== SUPPLIED DATA
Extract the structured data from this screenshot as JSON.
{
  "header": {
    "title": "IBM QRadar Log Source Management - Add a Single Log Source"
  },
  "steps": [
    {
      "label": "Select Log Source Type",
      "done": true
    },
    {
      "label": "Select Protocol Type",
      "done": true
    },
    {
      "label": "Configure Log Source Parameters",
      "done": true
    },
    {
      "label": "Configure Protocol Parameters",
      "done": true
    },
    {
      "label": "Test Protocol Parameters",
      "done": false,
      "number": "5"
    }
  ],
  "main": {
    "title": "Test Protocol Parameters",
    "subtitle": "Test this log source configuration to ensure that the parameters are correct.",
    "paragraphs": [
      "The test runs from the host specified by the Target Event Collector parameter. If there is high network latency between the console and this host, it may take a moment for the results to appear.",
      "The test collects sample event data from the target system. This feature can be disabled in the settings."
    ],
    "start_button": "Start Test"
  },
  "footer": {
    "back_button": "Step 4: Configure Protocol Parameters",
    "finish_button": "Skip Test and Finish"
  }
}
====
Scan the lines for the string "Type". Copy out each line that matches.

      "label": "Select Log Source Type",
      "label": "Select Protocol Type",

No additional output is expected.